#### Objective
Copy out all lines of the records in which the word "label" appears.

#### Records to use
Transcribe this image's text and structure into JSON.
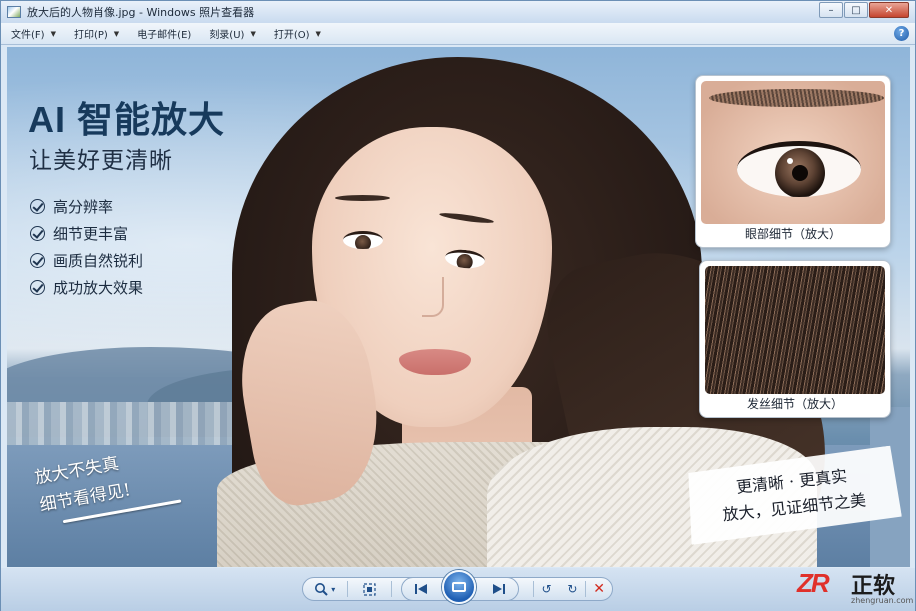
{
  "window": {
    "title": "放大后的人物肖像.jpg - Windows 照片查看器",
    "controls": {
      "minimize": "–",
      "maximize": "□",
      "close": "✕"
    }
  },
  "menu": {
    "items": [
      {
        "label": "文件(F)"
      },
      {
        "label": "打印(P)"
      },
      {
        "label": "电子邮件(E)"
      },
      {
        "label": "刻录(U)"
      },
      {
        "label": "打开(O)"
      }
    ],
    "help": "?"
  },
  "poster": {
    "headline": "AI 智能放大",
    "subhead": "让美好更清晰",
    "features": [
      "高分辨率",
      "细节更丰富",
      "画质自然锐利",
      "成功放大效果"
    ],
    "slogan_left": {
      "line1": "放大不失真",
      "line2": "细节看得见!"
    },
    "cards": {
      "eye_caption": "眼部细节（放大）",
      "hair_caption": "发丝细节（放大）"
    },
    "slogan_right": {
      "line1": "更清晰 · 更真实",
      "line2": "放大，见证细节之美"
    }
  },
  "toolbar": {
    "zoom_icon": "magnifier-icon",
    "zoom_caret": "▾",
    "fit_icon": "actual-size-icon",
    "prev_icon": "previous-icon",
    "slideshow_icon": "slideshow-icon",
    "next_icon": "next-icon",
    "rotate_ccw": "↺",
    "rotate_cw": "↻",
    "delete": "✕"
  },
  "brand": {
    "logo": "ZR",
    "name": "正软",
    "url": "zhengruan.com"
  },
  "colors": {
    "headline": "#173a5c",
    "delete": "#d22a1e",
    "brand_red": "#e0302a",
    "accent_blue": "#1f5fb3"
  }
}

#### Exercise output
        "label": "文件(F)"
        "label": "打印(P)"
        "label": "电子邮件(E)"
        "label": "刻录(U)"
        "label": "打开(O)"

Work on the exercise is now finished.